Reproduce all the entries precisely.
___ SUPPLIED INFORMATION ___
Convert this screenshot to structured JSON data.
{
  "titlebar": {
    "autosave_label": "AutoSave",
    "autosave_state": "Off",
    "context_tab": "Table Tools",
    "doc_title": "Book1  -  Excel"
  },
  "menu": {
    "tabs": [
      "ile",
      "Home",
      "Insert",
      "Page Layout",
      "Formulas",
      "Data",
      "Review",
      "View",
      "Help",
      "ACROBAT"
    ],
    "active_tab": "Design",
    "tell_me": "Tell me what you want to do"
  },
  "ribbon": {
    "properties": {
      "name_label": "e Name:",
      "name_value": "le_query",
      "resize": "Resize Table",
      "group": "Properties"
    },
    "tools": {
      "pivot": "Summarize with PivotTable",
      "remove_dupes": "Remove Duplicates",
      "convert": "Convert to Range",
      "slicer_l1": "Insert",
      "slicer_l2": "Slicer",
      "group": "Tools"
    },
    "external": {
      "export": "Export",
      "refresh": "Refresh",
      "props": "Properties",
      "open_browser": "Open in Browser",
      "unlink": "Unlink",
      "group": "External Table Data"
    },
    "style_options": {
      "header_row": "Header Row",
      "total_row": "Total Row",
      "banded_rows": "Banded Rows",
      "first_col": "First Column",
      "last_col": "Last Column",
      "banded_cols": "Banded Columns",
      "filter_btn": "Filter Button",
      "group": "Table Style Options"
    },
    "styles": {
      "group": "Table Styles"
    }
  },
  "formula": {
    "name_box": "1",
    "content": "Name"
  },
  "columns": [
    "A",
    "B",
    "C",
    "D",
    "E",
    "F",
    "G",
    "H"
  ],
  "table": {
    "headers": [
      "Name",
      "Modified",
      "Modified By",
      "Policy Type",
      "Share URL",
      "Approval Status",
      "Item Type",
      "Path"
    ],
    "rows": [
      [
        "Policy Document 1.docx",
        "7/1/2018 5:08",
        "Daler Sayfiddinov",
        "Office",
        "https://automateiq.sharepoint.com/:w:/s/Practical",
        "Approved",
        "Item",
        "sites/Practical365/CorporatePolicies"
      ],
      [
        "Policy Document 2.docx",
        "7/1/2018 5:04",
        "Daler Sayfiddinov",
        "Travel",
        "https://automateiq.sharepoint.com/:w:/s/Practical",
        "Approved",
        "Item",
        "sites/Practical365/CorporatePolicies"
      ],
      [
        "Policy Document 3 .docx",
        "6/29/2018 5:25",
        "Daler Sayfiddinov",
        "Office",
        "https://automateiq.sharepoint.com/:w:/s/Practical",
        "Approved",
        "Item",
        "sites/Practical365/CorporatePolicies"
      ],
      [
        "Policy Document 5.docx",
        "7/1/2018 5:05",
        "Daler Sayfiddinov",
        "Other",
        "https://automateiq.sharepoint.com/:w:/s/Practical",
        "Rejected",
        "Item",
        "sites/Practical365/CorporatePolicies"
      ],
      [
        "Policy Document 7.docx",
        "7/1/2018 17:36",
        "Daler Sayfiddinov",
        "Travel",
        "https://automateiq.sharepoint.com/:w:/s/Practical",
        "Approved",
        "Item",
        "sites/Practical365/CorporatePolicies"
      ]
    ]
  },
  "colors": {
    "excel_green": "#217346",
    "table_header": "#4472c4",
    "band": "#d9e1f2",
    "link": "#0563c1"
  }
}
___
TASK RESULT →
Convert this screenshot to structured JSON data.
{
  "titlebar": {
    "autosave_label": "AutoSave",
    "autosave_state": "Off",
    "context_tab": "Table Tools",
    "doc_title": "Book1  -  Excel"
  },
  "menu": {
    "tabs": [
      "ile",
      "Home",
      "Insert",
      "Page Layout",
      "Formulas",
      "Data",
      "Review",
      "View",
      "Help",
      "ACROBAT"
    ],
    "active_tab": "Design",
    "tell_me": "Tell me what you want to do"
  },
  "ribbon": {
    "properties": {
      "name_label": "e Name:",
      "name_value": "le_query",
      "resize": "Resize Table",
      "group": "Properties"
    },
    "tools": {
      "pivot": "Summarize with PivotTable",
      "remove_dupes": "Remove Duplicates",
      "convert": "Convert to Range",
      "slicer_l1": "Insert",
      "slicer_l2": "Slicer",
      "group": "Tools"
    },
    "external": {
      "export": "Export",
      "refresh": "Refresh",
      "props": "Properties",
      "open_browser": "Open in Browser",
      "unlink": "Unlink",
      "group": "External Table Data"
    },
    "style_options": {
      "header_row": "Header Row",
      "total_row": "Total Row",
      "banded_rows": "Banded Rows",
      "first_col": "First Column",
      "last_col": "Last Column",
      "banded_cols": "Banded Columns",
      "filter_btn": "Filter Button",
      "group": "Table Style Options"
    },
    "styles": {
      "group": "Table Styles"
    }
  },
  "formula": {
    "name_box": "1",
    "content": "Name"
  },
  "columns": [
    "A",
    "B",
    "C",
    "D",
    "E",
    "F",
    "G",
    "H"
  ],
  "table": {
    "headers": [
      "Name",
      "Modified",
      "Modified By",
      "Policy Type",
      "Share URL",
      "Approval Status",
      "Item Type",
      "Path"
    ],
    "rows": [
      [
        "Policy Document 1.docx",
        "7/1/2018 5:08",
        "Daler Sayfiddinov",
        "Office",
        "https://automateiq.sharepoint.com/:w:/s/Practical",
        "Approved",
        "Item",
        "sites/Practical365/CorporatePolicies"
      ],
      [
        "Policy Document 2.docx",
        "7/1/2018 5:04",
        "Daler Sayfiddinov",
        "Travel",
        "https://automateiq.sharepoint.com/:w:/s/Practical",
        "Approved",
        "Item",
        "sites/Practical365/CorporatePolicies"
      ],
      [
        "Policy Document 3 .docx",
        "6/29/2018 5:25",
        "Daler Sayfiddinov",
        "Office",
        "https://automateiq.sharepoint.com/:w:/s/Practical",
        "Approved",
        "Item",
        "sites/Practical365/CorporatePolicies"
      ],
      [
        "Policy Document 5.docx",
        "7/1/2018 5:05",
        "Daler Sayfiddinov",
        "Other",
        "https://automateiq.sharepoint.com/:w:/s/Practical",
        "Rejected",
        "Item",
        "sites/Practical365/CorporatePolicies"
      ],
      [
        "Policy Document 7.docx",
        "7/1/2018 17:36",
        "Daler Sayfiddinov",
        "Travel",
        "https://automateiq.sharepoint.com/:w:/s/Practical",
        "Approved",
        "Item",
        "sites/Practical365/CorporatePolicies"
      ]
    ]
  },
  "colors": {
    "excel_green": "#217346",
    "table_header": "#4472c4",
    "band": "#d9e1f2",
    "link": "#0563c1"
  }
}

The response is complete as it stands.